• _Texte fourni_:
=====
8        Dans ses observations sur la demande en référé, déposées au greffe du Tribunal le 18 mars 2024, la Commission conclut, en substance, à ce qu’il plaise au président du Tribunal :

–        rejeter la demande en référé ;

–         condamner la requérante aux dépens de la présente instance.

9        Par une mesure d’organisation de la procédure du 2 avril 2024, le président du Tribunal a demandé aux parties de présenter leurs observations sur les conséquences à tirer, pour la présente affaire, de l’ordonnance du 27 mars 2024, Commission/Amazon Services Europe [C‑639/23 P(R), EU:C:2024:277].

10      Les 15 et 16 avril 2024, la requérante et la Commission ont respectivement déféré à cette demande.

11      Par une mesure d’organisation de la procédure du 31 mai 2024, le président du Tribunal a posé à la Commission une question pour réponse écrite.

12      Le 7 juin 2024, la Commission a répondu à la question du président du Tribunal.
=====
• _Consigne_: D'après l'extrait sur la procédure devant le Tribunal, pourquoi la requérante et la Commission ont-elles présenté des observations les 15 et 16 avril 2024 ?

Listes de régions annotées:
=====
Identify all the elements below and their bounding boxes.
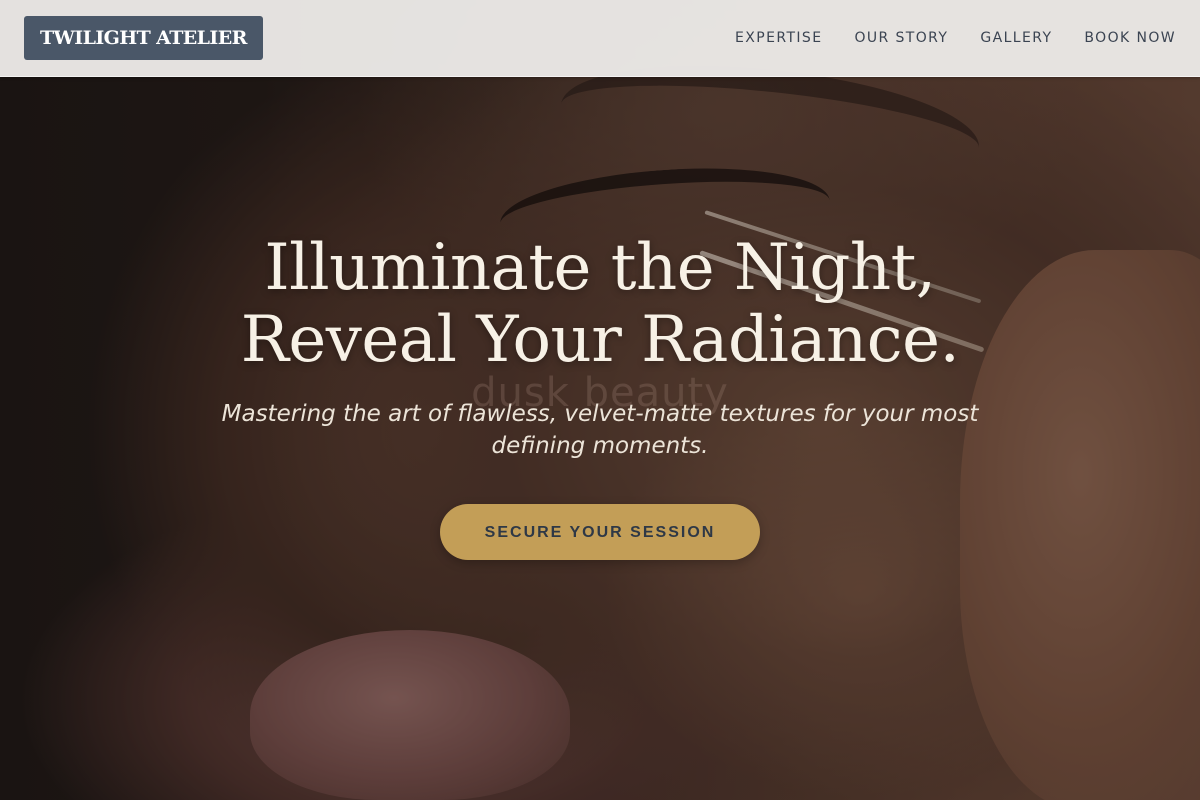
- hero-subtitle: Mastering the art of flawless, velvet-ma…: [221, 401, 979, 459]
- nav-link-expertise[interactable]: EXPERTISE: [735, 30, 822, 46]
- page: TWILIGHT ATELIER EXPERTISE OUR STORY GAL…: [0, 0, 1200, 800]
- nav-link-our-story[interactable]: OUR STORY: [854, 30, 948, 46]
- nav-link-gallery[interactable]: GALLERY: [980, 30, 1052, 46]
- main-nav: EXPERTISE OUR STORY GALLERY BOOK NOW: [735, 0, 1176, 76]
- logo[interactable]: TWILIGHT ATELIER: [24, 16, 263, 60]
- nav-link-book-now[interactable]: BOOK NOW: [1084, 30, 1176, 46]
- hero-section: Illuminate the Night, Reveal Your Radian…: [0, 232, 1200, 560]
- site-header: TWILIGHT ATELIER EXPERTISE OUR STORY GAL…: [0, 0, 1200, 77]
- hero-title: Illuminate the Night, Reveal Your Radian…: [0, 232, 1200, 376]
- secure-session-button[interactable]: SECURE YOUR SESSION: [440, 504, 760, 560]
- hero-title-line-1: Illuminate the Night,: [264, 231, 936, 305]
- hero-title-line-2: Reveal Your Radiance.: [240, 303, 960, 377]
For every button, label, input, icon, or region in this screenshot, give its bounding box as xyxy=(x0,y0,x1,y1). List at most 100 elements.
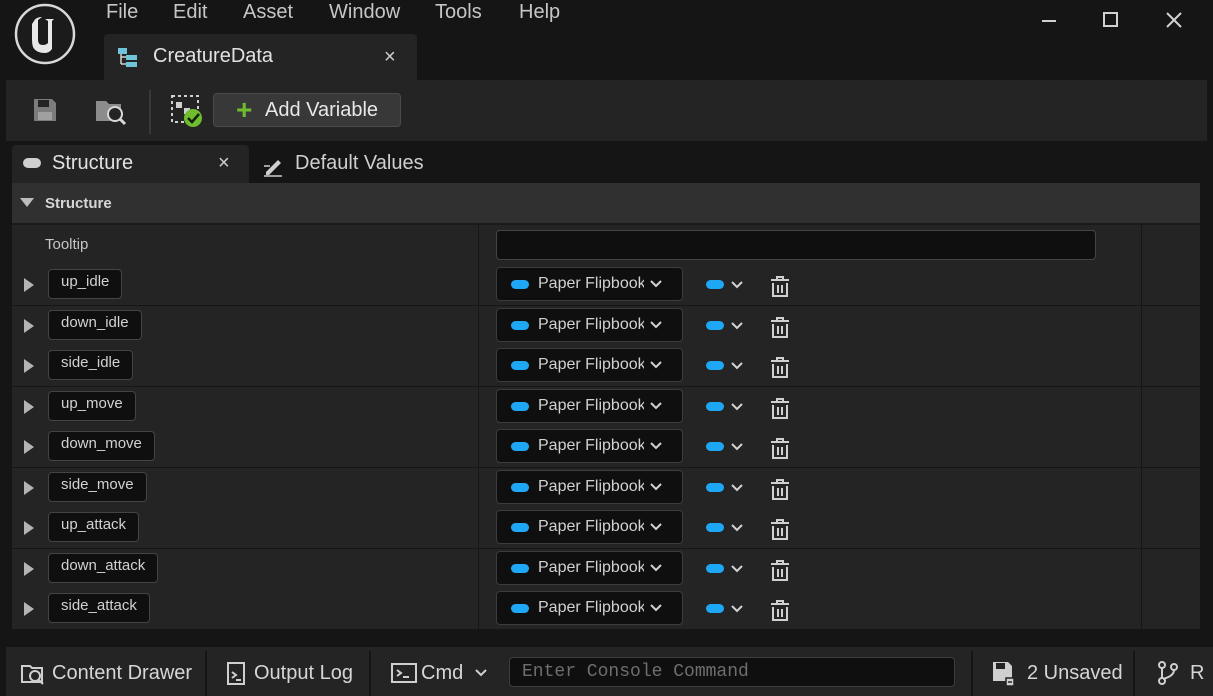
=====
• _Exercice corrigé_: Elles répondaient à la demande du président du Tribunal. Par une mesure d'organisation de la procédure du 2 avril 2024, celui-ci avait invité les parties à présenter leurs observations sur les conséquences à tirer, pour l'affaire, de l'ordonnance du 27 mars 2024, Commission/Amazon Services Europe. La requérante s'y est conformée le 15 avril et la Commission le 16 avril.